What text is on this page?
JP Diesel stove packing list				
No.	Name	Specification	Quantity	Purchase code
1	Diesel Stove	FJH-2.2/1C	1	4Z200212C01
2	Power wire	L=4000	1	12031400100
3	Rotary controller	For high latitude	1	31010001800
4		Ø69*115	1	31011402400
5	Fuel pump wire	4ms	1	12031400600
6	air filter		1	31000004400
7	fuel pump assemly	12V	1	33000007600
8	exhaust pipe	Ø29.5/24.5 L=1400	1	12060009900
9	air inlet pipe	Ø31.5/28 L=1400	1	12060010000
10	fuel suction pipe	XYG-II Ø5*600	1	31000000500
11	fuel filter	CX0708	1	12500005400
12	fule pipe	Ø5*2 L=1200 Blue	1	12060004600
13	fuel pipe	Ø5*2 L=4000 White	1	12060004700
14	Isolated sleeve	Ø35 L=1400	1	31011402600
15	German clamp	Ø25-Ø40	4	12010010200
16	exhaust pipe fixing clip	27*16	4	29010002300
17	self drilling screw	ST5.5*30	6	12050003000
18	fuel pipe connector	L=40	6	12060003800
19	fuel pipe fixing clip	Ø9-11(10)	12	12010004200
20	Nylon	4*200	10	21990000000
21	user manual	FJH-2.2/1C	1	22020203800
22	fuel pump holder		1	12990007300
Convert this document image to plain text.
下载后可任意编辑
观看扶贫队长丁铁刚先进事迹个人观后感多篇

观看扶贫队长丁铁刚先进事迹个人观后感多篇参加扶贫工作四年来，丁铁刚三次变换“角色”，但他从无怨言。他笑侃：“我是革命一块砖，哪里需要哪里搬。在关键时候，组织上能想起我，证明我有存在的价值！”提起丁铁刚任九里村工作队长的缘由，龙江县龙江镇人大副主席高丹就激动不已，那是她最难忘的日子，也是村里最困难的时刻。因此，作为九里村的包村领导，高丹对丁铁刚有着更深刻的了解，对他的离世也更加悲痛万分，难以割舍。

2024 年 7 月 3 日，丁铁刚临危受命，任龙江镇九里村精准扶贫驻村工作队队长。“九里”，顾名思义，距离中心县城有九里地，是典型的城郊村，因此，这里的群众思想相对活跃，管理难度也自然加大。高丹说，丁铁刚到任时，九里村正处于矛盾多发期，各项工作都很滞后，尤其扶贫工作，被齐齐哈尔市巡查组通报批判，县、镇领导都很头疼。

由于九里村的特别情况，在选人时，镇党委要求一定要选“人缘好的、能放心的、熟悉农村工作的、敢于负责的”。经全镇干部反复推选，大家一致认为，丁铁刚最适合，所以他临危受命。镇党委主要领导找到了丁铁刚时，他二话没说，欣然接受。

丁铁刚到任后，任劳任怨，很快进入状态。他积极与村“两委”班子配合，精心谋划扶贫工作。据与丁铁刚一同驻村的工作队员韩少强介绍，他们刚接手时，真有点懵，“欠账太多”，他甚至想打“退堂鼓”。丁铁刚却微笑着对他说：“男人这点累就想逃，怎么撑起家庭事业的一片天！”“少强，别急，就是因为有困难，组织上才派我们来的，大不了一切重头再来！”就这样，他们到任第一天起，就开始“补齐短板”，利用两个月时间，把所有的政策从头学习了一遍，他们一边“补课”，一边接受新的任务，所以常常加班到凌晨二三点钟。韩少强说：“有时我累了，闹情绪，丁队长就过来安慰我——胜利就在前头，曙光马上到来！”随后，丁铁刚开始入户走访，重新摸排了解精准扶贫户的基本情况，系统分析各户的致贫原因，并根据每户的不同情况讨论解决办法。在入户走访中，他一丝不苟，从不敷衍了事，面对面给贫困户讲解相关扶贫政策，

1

— Written instruction —
Give the number of lines in the records that contain the string "Diesel", and nothing besides.

— Written response —
2